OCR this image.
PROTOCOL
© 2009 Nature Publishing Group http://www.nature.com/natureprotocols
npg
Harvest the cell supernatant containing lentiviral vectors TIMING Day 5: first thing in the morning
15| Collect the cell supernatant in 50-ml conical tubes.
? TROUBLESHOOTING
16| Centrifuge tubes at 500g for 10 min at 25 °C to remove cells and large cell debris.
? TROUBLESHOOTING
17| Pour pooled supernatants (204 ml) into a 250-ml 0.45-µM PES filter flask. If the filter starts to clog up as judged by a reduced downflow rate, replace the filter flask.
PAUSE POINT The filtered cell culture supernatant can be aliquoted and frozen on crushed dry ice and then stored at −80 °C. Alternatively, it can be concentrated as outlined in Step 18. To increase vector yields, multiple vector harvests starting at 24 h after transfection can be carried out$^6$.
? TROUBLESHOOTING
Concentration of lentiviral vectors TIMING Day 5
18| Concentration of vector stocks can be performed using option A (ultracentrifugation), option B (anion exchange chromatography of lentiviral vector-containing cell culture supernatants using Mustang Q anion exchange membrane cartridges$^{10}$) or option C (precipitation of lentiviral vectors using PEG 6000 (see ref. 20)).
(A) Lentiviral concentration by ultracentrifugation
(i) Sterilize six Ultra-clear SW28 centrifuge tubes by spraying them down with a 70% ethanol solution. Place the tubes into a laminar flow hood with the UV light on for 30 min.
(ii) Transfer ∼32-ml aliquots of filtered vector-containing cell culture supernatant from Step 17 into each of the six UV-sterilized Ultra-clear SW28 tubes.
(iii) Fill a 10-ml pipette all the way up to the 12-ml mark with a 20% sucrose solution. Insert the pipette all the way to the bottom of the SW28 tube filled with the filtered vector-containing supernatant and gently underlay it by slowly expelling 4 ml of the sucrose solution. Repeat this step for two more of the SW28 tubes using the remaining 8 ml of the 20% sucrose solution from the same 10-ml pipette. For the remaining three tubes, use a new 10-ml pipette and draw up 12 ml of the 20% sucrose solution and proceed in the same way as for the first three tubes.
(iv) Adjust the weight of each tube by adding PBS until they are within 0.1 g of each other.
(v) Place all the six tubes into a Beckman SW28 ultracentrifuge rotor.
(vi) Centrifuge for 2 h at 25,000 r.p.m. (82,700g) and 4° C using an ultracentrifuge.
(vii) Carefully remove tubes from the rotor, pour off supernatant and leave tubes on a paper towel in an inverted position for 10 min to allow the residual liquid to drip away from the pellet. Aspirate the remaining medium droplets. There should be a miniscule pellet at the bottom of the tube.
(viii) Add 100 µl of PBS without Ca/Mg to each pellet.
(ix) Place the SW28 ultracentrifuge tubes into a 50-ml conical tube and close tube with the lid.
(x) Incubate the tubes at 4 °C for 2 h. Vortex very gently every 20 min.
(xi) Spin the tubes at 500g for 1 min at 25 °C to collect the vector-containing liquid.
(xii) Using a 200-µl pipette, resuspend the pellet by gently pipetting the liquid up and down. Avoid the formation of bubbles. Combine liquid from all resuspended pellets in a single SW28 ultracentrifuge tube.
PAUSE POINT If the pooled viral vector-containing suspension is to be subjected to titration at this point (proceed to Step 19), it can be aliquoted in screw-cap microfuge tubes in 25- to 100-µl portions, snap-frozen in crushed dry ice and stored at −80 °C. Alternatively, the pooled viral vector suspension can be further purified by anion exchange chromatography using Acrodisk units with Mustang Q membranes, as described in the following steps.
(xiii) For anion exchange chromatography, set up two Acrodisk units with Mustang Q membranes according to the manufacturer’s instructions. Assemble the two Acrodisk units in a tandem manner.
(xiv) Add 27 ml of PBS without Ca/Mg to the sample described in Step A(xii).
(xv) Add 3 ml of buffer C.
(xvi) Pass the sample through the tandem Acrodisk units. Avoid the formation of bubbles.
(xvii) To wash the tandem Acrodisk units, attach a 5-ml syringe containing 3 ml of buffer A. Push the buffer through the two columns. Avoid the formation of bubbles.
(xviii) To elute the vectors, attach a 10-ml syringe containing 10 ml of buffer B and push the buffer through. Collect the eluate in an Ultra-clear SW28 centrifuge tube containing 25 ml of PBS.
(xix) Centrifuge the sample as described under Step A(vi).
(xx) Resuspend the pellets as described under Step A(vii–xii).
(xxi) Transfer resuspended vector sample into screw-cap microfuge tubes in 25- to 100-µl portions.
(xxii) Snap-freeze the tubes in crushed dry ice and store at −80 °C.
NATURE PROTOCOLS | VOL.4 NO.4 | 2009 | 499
::::::::
**What you need to do:** Reproduce each of the entries exactly, omitting none.

**Answer to the problem:**
OCR this image.
PROTOCOL
© 2009 Nature Publishing Group http://www.nature.com/natureprotocols
npg
Harvest the cell supernatant containing lentiviral vectors TIMING Day 5: first thing in the morning
15| Collect the cell supernatant in 50-ml conical tubes.
? TROUBLESHOOTING
16| Centrifuge tubes at 500g for 10 min at 25 °C to remove cells and large cell debris.
? TROUBLESHOOTING
17| Pour pooled supernatants (204 ml) into a 250-ml 0.45-µM PES filter flask. If the filter starts to clog up as judged by a reduced downflow rate, replace the filter flask.
PAUSE POINT The filtered cell culture supernatant can be aliquoted and frozen on crushed dry ice and then stored at −80 °C. Alternatively, it can be concentrated as outlined in Step 18. To increase vector yields, multiple vector harvests starting at 24 h after transfection can be carried out$^6$.
? TROUBLESHOOTING
Concentration of lentiviral vectors TIMING Day 5
18| Concentration of vector stocks can be performed using option A (ultracentrifugation), option B (anion exchange chromatography of lentiviral vector-containing cell culture supernatants using Mustang Q anion exchange membrane cartridges$^{10}$) or option C (precipitation of lentiviral vectors using PEG 6000 (see ref. 20)).
(A) Lentiviral concentration by ultracentrifugation
(i) Sterilize six Ultra-clear SW28 centrifuge tubes by spraying them down with a 70% ethanol solution. Place the tubes into a laminar flow hood with the UV light on for 30 min.
(ii) Transfer ∼32-ml aliquots of filtered vector-containing cell culture supernatant from Step 17 into each of the six UV-sterilized Ultra-clear SW28 tubes.
(iii) Fill a 10-ml pipette all the way up to the 12-ml mark with a 20% sucrose solution. Insert the pipette all the way to the bottom of the SW28 tube filled with the filtered vector-containing supernatant and gently underlay it by slowly expelling 4 ml of the sucrose solution. Repeat this step for two more of the SW28 tubes using the remaining 8 ml of the 20% sucrose solution from the same 10-ml pipette. For the remaining three tubes, use a new 10-ml pipette and draw up 12 ml of the 20% sucrose solution and proceed in the same way as for the first three tubes.
(iv) Adjust the weight of each tube by adding PBS until they are within 0.1 g of each other.
(v) Place all the six tubes into a Beckman SW28 ultracentrifuge rotor.
(vi) Centrifuge for 2 h at 25,000 r.p.m. (82,700g) and 4° C using an ultracentrifuge.
(vii) Carefully remove tubes from the rotor, pour off supernatant and leave tubes on a paper towel in an inverted position for 10 min to allow the residual liquid to drip away from the pellet. Aspirate the remaining medium droplets. There should be a miniscule pellet at the bottom of the tube.
(viii) Add 100 µl of PBS without Ca/Mg to each pellet.
(ix) Place the SW28 ultracentrifuge tubes into a 50-ml conical tube and close tube with the lid.
(x) Incubate the tubes at 4 °C for 2 h. Vortex very gently every 20 min.
(xi) Spin the tubes at 500g for 1 min at 25 °C to collect the vector-containing liquid.
(xii) Using a 200-µl pipette, resuspend the pellet by gently pipetting the liquid up and down. Avoid the formation of bubbles. Combine liquid from all resuspended pellets in a single SW28 ultracentrifuge tube.
PAUSE POINT If the pooled viral vector-containing suspension is to be subjected to titration at this point (proceed to Step 19), it can be aliquoted in screw-cap microfuge tubes in 25- to 100-µl portions, snap-frozen in crushed dry ice and stored at −80 °C. Alternatively, the pooled viral vector suspension can be further purified by anion exchange chromatography using Acrodisk units with Mustang Q membranes, as described in the following steps.
(xiii) For anion exchange chromatography, set up two Acrodisk units with Mustang Q membranes according to the manufacturer’s instructions. Assemble the two Acrodisk units in a tandem manner.
(xiv) Add 27 ml of PBS without Ca/Mg to the sample described in Step A(xii).
(xv) Add 3 ml of buffer C.
(xvi) Pass the sample through the tandem Acrodisk units. Avoid the formation of bubbles.
(xvii) To wash the tandem Acrodisk units, attach a 5-ml syringe containing 3 ml of buffer A. Push the buffer through the two columns. Avoid the formation of bubbles.
(xviii) To elute the vectors, attach a 10-ml syringe containing 10 ml of buffer B and push the buffer through. Collect the eluate in an Ultra-clear SW28 centrifuge tube containing 25 ml of PBS.
(xix) Centrifuge the sample as described under Step A(vi).
(xx) Resuspend the pellets as described under Step A(vii–xii).
(xxi) Transfer resuspended vector sample into screw-cap microfuge tubes in 25- to 100-µl portions.
(xxii) Snap-freeze the tubes in crushed dry ice and store at −80 °C.
NATURE PROTOCOLS | VOL.4 NO.4 | 2009 | 499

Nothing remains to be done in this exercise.